**Work to do:**
From the entries below, list each line with "得到余数".

**Records for the exercise:**
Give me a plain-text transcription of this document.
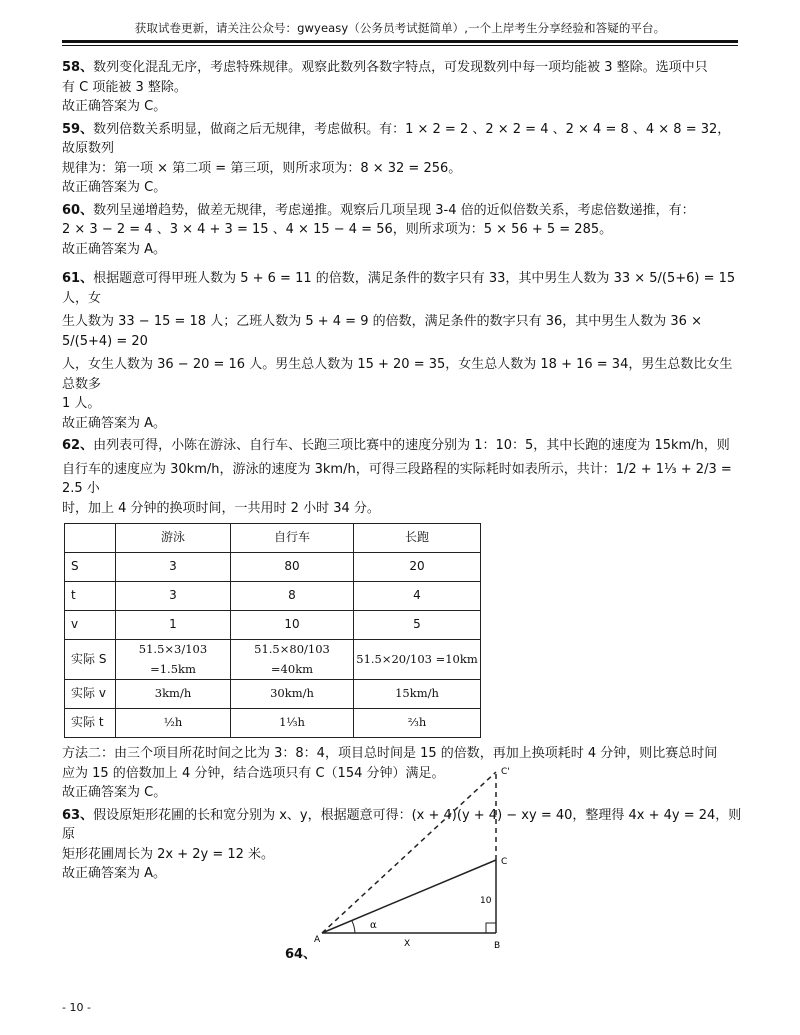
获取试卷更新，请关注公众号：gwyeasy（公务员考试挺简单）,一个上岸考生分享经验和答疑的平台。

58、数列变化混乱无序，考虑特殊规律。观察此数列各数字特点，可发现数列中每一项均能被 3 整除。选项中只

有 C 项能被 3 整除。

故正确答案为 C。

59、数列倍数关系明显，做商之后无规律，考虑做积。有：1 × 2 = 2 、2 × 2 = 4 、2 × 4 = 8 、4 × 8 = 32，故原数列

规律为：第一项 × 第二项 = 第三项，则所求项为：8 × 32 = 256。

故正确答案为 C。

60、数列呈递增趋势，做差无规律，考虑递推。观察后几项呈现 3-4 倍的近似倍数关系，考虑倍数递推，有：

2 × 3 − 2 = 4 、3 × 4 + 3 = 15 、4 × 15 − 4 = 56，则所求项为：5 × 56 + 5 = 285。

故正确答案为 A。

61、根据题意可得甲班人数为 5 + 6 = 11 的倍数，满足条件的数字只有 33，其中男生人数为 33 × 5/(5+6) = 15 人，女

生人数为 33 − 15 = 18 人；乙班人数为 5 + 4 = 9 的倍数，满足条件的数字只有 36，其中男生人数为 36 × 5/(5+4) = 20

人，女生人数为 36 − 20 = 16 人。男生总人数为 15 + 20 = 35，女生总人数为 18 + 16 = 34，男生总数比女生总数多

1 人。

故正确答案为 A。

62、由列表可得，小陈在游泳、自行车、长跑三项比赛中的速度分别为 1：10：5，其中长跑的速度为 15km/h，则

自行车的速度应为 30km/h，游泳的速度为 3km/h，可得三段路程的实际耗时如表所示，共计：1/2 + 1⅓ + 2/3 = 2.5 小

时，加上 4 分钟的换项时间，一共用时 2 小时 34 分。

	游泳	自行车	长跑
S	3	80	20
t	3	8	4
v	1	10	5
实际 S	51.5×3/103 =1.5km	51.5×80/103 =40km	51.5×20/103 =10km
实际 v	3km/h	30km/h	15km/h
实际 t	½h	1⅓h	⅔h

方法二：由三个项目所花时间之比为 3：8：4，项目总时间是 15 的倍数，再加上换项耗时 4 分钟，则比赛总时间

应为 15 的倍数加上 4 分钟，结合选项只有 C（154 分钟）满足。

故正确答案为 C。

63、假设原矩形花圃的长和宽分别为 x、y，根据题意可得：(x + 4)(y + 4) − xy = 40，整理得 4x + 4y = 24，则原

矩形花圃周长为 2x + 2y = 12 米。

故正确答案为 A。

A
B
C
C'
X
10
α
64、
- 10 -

* * *

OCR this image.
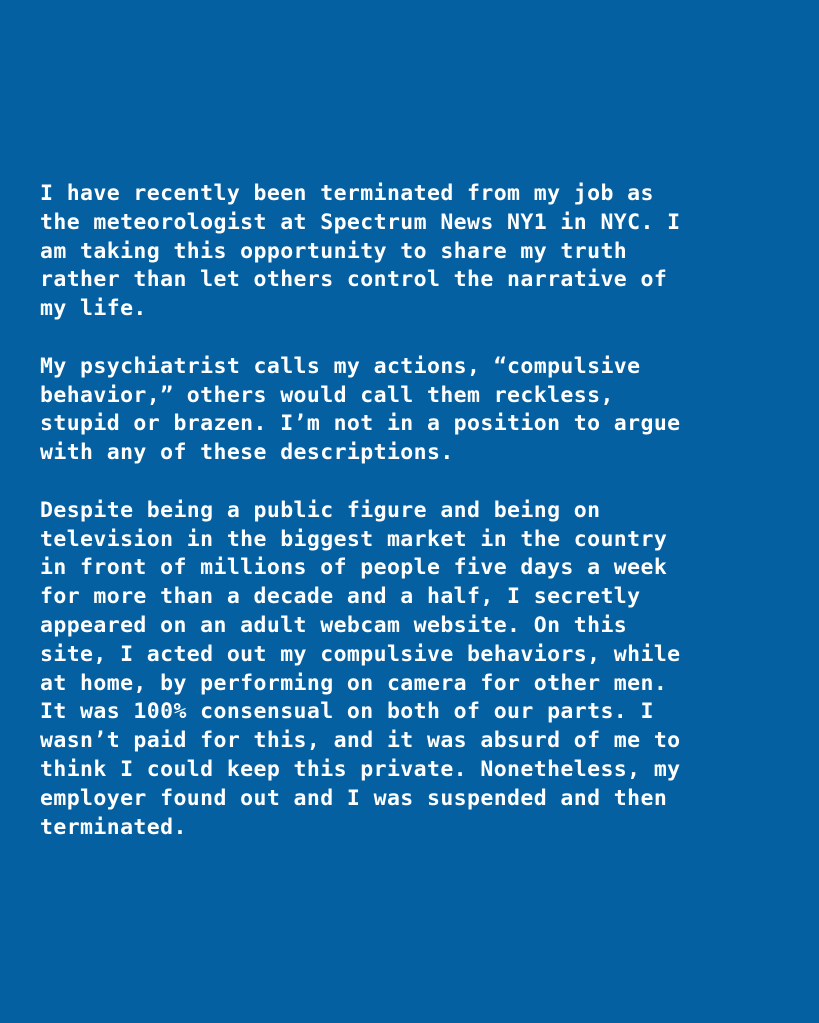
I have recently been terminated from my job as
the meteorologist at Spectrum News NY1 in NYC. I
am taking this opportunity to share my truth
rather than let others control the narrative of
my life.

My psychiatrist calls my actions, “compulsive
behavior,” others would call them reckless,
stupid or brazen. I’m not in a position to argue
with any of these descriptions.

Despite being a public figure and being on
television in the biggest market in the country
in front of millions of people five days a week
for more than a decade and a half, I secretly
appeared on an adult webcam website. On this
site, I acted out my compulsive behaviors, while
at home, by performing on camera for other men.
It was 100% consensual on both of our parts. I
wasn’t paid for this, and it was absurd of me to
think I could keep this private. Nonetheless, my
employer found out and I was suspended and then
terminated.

---

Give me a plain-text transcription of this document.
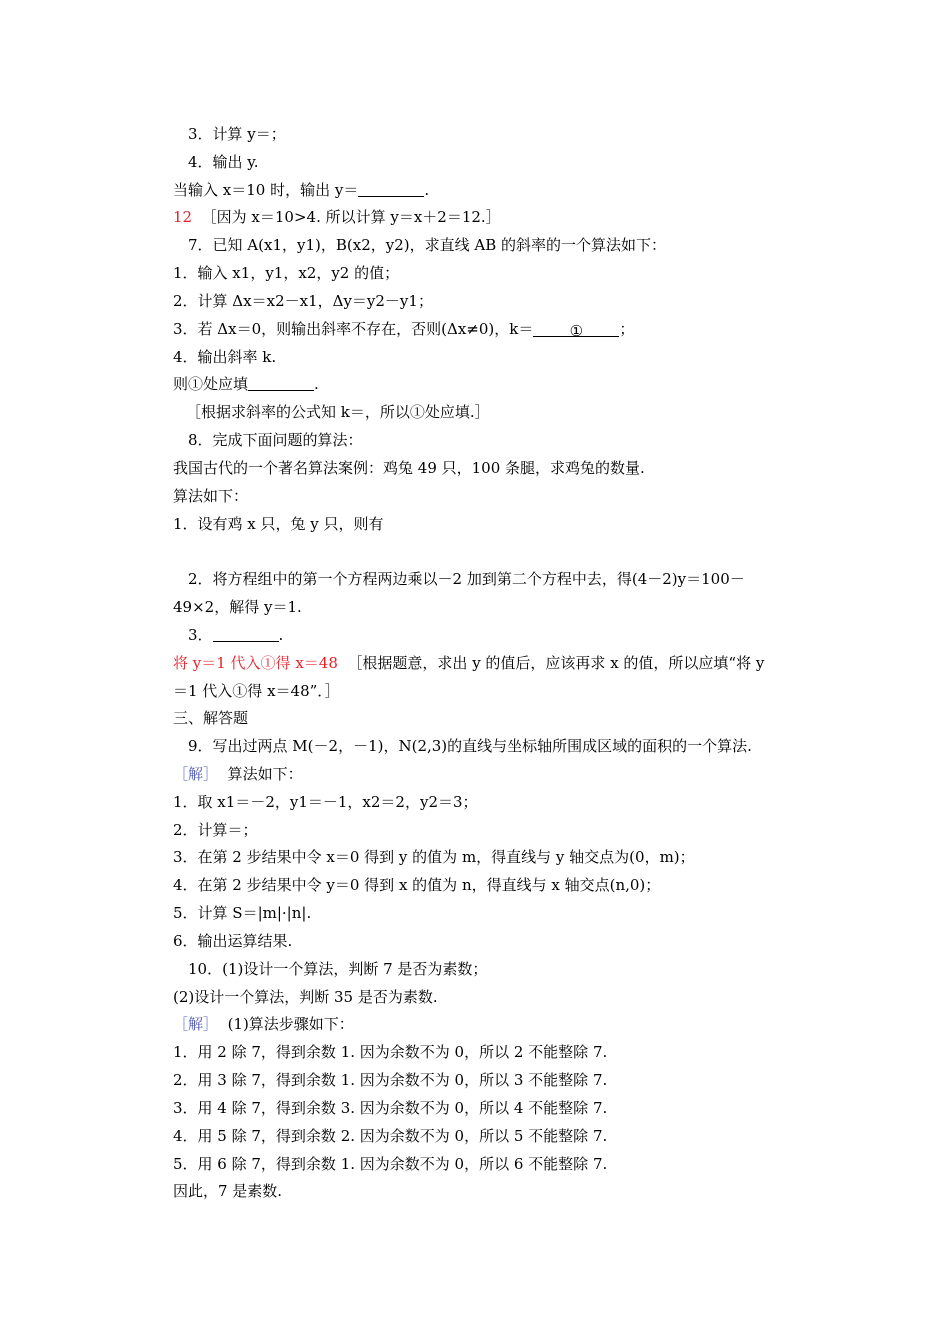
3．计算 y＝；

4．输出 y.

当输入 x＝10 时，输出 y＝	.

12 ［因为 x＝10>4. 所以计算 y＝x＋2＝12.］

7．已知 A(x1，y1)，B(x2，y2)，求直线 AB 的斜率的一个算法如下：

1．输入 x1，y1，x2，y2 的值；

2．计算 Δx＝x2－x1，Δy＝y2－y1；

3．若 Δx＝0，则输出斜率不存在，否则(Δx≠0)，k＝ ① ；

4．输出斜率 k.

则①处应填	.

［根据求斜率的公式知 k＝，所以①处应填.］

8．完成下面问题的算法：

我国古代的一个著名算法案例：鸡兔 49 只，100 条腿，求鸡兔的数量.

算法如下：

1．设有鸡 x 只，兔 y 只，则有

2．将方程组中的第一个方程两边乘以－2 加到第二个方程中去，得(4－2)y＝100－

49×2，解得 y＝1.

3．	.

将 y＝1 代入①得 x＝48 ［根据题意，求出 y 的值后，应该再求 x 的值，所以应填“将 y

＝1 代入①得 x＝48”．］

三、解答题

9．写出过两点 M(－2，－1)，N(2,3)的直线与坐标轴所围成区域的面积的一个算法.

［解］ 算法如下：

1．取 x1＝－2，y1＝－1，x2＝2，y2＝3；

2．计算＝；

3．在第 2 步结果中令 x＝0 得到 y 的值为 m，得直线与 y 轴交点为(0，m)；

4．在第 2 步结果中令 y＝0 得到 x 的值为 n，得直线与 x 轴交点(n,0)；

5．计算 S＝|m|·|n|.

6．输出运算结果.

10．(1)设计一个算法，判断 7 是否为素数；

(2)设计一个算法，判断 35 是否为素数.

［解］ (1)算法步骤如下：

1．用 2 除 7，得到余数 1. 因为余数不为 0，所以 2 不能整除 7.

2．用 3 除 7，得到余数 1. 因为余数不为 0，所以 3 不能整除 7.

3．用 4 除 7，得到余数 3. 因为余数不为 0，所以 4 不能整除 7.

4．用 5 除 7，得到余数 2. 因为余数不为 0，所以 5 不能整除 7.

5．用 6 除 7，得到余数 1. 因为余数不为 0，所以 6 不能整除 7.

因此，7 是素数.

**Solution for this problem:**
1．用 2 除 7，得到余数 1. 因为余数不为 0，所以 2 不能整除 7.
2．用 3 除 7，得到余数 1. 因为余数不为 0，所以 3 不能整除 7.
3．用 4 除 7，得到余数 3. 因为余数不为 0，所以 4 不能整除 7.
4．用 5 除 7，得到余数 2. 因为余数不为 0，所以 5 不能整除 7.
5．用 6 除 7，得到余数 1. 因为余数不为 0，所以 6 不能整除 7.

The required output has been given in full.